-- Begin --
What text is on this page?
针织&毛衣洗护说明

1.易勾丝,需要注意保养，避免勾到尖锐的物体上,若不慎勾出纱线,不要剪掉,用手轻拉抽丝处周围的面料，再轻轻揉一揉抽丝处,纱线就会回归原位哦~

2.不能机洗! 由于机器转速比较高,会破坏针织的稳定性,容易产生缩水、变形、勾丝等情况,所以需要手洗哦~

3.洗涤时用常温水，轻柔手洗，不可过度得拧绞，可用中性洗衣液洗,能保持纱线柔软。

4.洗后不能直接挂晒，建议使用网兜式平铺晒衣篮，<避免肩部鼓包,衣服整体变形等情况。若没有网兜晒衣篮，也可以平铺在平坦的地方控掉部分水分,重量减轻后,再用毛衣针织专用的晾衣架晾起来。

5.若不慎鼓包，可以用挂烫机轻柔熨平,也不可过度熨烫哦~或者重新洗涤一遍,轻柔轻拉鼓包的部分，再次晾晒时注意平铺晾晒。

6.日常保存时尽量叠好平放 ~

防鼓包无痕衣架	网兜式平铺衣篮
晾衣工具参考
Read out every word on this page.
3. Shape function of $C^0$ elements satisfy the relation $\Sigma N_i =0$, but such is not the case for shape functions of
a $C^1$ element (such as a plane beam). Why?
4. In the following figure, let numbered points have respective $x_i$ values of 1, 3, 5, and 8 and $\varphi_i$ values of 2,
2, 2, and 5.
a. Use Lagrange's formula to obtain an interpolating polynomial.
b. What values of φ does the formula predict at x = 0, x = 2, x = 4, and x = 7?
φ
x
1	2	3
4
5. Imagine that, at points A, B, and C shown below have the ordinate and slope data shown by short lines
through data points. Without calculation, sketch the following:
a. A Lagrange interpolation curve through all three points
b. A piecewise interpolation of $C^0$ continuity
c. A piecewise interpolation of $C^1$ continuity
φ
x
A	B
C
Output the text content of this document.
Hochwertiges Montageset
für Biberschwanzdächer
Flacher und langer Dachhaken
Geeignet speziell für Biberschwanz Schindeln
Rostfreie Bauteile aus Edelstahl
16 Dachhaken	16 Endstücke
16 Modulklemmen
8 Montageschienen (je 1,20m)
-- End --
Exercise >>
Repeat every line of the material exactly as given.

Output for this task >>
What text is on this page?
针织&毛衣洗护说明

1.易勾丝,需要注意保养，避免勾到尖锐的物体上,若不慎勾出纱线,不要剪掉,用手轻拉抽丝处周围的面料，再轻轻揉一揉抽丝处,纱线就会回归原位哦~

2.不能机洗! 由于机器转速比较高,会破坏针织的稳定性,容易产生缩水、变形、勾丝等情况,所以需要手洗哦~

3.洗涤时用常温水，轻柔手洗，不可过度得拧绞，可用中性洗衣液洗,能保持纱线柔软。

4.洗后不能直接挂晒，建议使用网兜式平铺晒衣篮，<避免肩部鼓包,衣服整体变形等情况。若没有网兜晒衣篮，也可以平铺在平坦的地方控掉部分水分,重量减轻后,再用毛衣针织专用的晾衣架晾起来。

5.若不慎鼓包，可以用挂烫机轻柔熨平,也不可过度熨烫哦~或者重新洗涤一遍,轻柔轻拉鼓包的部分，再次晾晒时注意平铺晾晒。

6.日常保存时尽量叠好平放 ~

防鼓包无痕衣架	网兜式平铺衣篮
晾衣工具参考
Read out every word on this page.
3. Shape function of $C^0$ elements satisfy the relation $\Sigma N_i =0$, but such is not the case for shape functions of
a $C^1$ element (such as a plane beam). Why?
4. In the following figure, let numbered points have respective $x_i$ values of 1, 3, 5, and 8 and $\varphi_i$ values of 2,
2, 2, and 5.
a. Use Lagrange's formula to obtain an interpolating polynomial.
b. What values of φ does the formula predict at x = 0, x = 2, x = 4, and x = 7?
φ
x
1	2	3
4
5. Imagine that, at points A, B, and C shown below have the ordinate and slope data shown by short lines
through data points. Without calculation, sketch the following:
a. A Lagrange interpolation curve through all three points
b. A piecewise interpolation of $C^0$ continuity
c. A piecewise interpolation of $C^1$ continuity
φ
x
A	B
C
Output the text content of this document.
Hochwertiges Montageset
für Biberschwanzdächer
Flacher und langer Dachhaken
Geeignet speziell für Biberschwanz Schindeln
Rostfreie Bauteile aus Edelstahl
16 Dachhaken	16 Endstücke
16 Modulklemmen
8 Montageschienen (je 1,20m)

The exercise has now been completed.